** begin DATA LISTING **

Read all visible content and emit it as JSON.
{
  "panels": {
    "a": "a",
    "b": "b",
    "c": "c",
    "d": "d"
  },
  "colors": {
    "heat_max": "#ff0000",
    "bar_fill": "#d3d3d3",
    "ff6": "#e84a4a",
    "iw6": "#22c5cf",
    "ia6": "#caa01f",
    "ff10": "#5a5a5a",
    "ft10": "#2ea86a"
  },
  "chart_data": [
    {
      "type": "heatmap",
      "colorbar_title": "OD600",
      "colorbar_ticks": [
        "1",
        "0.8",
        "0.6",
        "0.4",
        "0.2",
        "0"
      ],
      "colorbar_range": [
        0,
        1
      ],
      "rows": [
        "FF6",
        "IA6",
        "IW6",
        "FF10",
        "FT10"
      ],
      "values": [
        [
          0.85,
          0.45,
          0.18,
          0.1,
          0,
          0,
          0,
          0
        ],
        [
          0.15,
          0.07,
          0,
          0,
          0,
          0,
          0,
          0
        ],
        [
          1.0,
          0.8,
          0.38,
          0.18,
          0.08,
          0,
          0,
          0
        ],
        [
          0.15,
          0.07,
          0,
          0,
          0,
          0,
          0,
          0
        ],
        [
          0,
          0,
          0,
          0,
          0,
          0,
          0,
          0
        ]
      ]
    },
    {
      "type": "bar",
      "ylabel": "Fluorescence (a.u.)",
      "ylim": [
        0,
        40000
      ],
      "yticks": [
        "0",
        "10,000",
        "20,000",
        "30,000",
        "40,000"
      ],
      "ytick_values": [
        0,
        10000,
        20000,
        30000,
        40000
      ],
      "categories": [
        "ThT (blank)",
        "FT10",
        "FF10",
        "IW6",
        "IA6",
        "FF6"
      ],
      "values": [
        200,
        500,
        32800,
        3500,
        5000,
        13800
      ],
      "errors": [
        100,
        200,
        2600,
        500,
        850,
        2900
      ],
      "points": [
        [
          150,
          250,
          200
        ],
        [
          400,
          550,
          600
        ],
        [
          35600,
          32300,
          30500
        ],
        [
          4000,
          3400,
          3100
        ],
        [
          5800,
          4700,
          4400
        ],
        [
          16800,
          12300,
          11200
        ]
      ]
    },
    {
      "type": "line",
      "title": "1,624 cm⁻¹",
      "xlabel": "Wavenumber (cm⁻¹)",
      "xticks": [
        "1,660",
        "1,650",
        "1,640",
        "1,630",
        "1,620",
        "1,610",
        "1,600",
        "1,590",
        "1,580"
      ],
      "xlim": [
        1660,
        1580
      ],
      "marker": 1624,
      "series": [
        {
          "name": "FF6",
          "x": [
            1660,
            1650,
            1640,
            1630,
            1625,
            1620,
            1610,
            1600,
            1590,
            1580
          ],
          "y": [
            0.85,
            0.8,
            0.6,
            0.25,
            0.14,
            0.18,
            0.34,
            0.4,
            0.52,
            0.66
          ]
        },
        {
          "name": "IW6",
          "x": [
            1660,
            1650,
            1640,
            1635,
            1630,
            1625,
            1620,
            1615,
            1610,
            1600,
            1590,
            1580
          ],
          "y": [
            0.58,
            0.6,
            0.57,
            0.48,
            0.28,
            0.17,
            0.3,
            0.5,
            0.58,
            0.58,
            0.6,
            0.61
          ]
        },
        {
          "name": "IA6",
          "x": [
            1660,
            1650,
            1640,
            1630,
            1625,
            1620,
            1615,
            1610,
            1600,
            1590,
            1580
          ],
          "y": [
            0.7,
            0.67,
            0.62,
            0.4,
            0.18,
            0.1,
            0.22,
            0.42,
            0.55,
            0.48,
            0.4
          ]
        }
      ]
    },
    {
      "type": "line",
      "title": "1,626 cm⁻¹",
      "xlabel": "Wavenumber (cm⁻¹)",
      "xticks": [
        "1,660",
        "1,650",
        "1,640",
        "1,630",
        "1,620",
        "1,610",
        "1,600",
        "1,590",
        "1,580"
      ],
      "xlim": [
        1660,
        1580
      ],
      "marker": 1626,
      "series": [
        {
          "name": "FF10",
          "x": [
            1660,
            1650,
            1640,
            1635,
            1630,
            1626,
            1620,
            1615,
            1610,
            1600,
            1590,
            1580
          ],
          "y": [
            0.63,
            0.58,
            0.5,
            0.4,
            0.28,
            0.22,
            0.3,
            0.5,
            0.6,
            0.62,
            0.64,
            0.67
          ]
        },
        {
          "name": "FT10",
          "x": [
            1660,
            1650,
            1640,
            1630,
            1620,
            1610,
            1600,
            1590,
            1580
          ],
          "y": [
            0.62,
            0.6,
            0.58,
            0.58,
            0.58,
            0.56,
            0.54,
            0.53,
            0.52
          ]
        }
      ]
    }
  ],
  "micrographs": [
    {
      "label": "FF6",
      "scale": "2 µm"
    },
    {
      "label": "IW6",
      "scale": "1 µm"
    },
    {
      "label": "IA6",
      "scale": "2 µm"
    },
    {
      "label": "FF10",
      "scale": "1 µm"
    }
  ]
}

** end DATA LISTING **

WORK TO BE COMPLETED -> Copy each entry exactly, with nothing added or dropped.

RESULT OF THIS TASK ->
Read all visible content and emit it as JSON.
{
  "panels": {
    "a": "a",
    "b": "b",
    "c": "c",
    "d": "d"
  },
  "colors": {
    "heat_max": "#ff0000",
    "bar_fill": "#d3d3d3",
    "ff6": "#e84a4a",
    "iw6": "#22c5cf",
    "ia6": "#caa01f",
    "ff10": "#5a5a5a",
    "ft10": "#2ea86a"
  },
  "chart_data": [
    {
      "type": "heatmap",
      "colorbar_title": "OD600",
      "colorbar_ticks": [
        "1",
        "0.8",
        "0.6",
        "0.4",
        "0.2",
        "0"
      ],
      "colorbar_range": [
        0,
        1
      ],
      "rows": [
        "FF6",
        "IA6",
        "IW6",
        "FF10",
        "FT10"
      ],
      "values": [
        [
          0.85,
          0.45,
          0.18,
          0.1,
          0,
          0,
          0,
          0
        ],
        [
          0.15,
          0.07,
          0,
          0,
          0,
          0,
          0,
          0
        ],
        [
          1.0,
          0.8,
          0.38,
          0.18,
          0.08,
          0,
          0,
          0
        ],
        [
          0.15,
          0.07,
          0,
          0,
          0,
          0,
          0,
          0
        ],
        [
          0,
          0,
          0,
          0,
          0,
          0,
          0,
          0
        ]
      ]
    },
    {
      "type": "bar",
      "ylabel": "Fluorescence (a.u.)",
      "ylim": [
        0,
        40000
      ],
      "yticks": [
        "0",
        "10,000",
        "20,000",
        "30,000",
        "40,000"
      ],
      "ytick_values": [
        0,
        10000,
        20000,
        30000,
        40000
      ],
      "categories": [
        "ThT (blank)",
        "FT10",
        "FF10",
        "IW6",
        "IA6",
        "FF6"
      ],
      "values": [
        200,
        500,
        32800,
        3500,
        5000,
        13800
      ],
      "errors": [
        100,
        200,
        2600,
        500,
        850,
        2900
      ],
      "points": [
        [
          150,
          250,
          200
        ],
        [
          400,
          550,
          600
        ],
        [
          35600,
          32300,
          30500
        ],
        [
          4000,
          3400,
          3100
        ],
        [
          5800,
          4700,
          4400
        ],
        [
          16800,
          12300,
          11200
        ]
      ]
    },
    {
      "type": "line",
      "title": "1,624 cm⁻¹",
      "xlabel": "Wavenumber (cm⁻¹)",
      "xticks": [
        "1,660",
        "1,650",
        "1,640",
        "1,630",
        "1,620",
        "1,610",
        "1,600",
        "1,590",
        "1,580"
      ],
      "xlim": [
        1660,
        1580
      ],
      "marker": 1624,
      "series": [
        {
          "name": "FF6",
          "x": [
            1660,
            1650,
            1640,
            1630,
            1625,
            1620,
            1610,
            1600,
            1590,
            1580
          ],
          "y": [
            0.85,
            0.8,
            0.6,
            0.25,
            0.14,
            0.18,
            0.34,
            0.4,
            0.52,
            0.66
          ]
        },
        {
          "name": "IW6",
          "x": [
            1660,
            1650,
            1640,
            1635,
            1630,
            1625,
            1620,
            1615,
            1610,
            1600,
            1590,
            1580
          ],
          "y": [
            0.58,
            0.6,
            0.57,
            0.48,
            0.28,
            0.17,
            0.3,
            0.5,
            0.58,
            0.58,
            0.6,
            0.61
          ]
        },
        {
          "name": "IA6",
          "x": [
            1660,
            1650,
            1640,
            1630,
            1625,
            1620,
            1615,
            1610,
            1600,
            1590,
            1580
          ],
          "y": [
            0.7,
            0.67,
            0.62,
            0.4,
            0.18,
            0.1,
            0.22,
            0.42,
            0.55,
            0.48,
            0.4
          ]
        }
      ]
    },
    {
      "type": "line",
      "title": "1,626 cm⁻¹",
      "xlabel": "Wavenumber (cm⁻¹)",
      "xticks": [
        "1,660",
        "1,650",
        "1,640",
        "1,630",
        "1,620",
        "1,610",
        "1,600",
        "1,590",
        "1,580"
      ],
      "xlim": [
        1660,
        1580
      ],
      "marker": 1626,
      "series": [
        {
          "name": "FF10",
          "x": [
            1660,
            1650,
            1640,
            1635,
            1630,
            1626,
            1620,
            1615,
            1610,
            1600,
            1590,
            1580
          ],
          "y": [
            0.63,
            0.58,
            0.5,
            0.4,
            0.28,
            0.22,
            0.3,
            0.5,
            0.6,
            0.62,
            0.64,
            0.67
          ]
        },
        {
          "name": "FT10",
          "x": [
            1660,
            1650,
            1640,
            1630,
            1620,
            1610,
            1600,
            1590,
            1580
          ],
          "y": [
            0.62,
            0.6,
            0.58,
            0.58,
            0.58,
            0.56,
            0.54,
            0.53,
            0.52
          ]
        }
      ]
    }
  ],
  "micrographs": [
    {
      "label": "FF6",
      "scale": "2 µm"
    },
    {
      "label": "IW6",
      "scale": "1 µm"
    },
    {
      "label": "IA6",
      "scale": "2 µm"
    },
    {
      "label": "FF10",
      "scale": "1 µm"
    }
  ]
}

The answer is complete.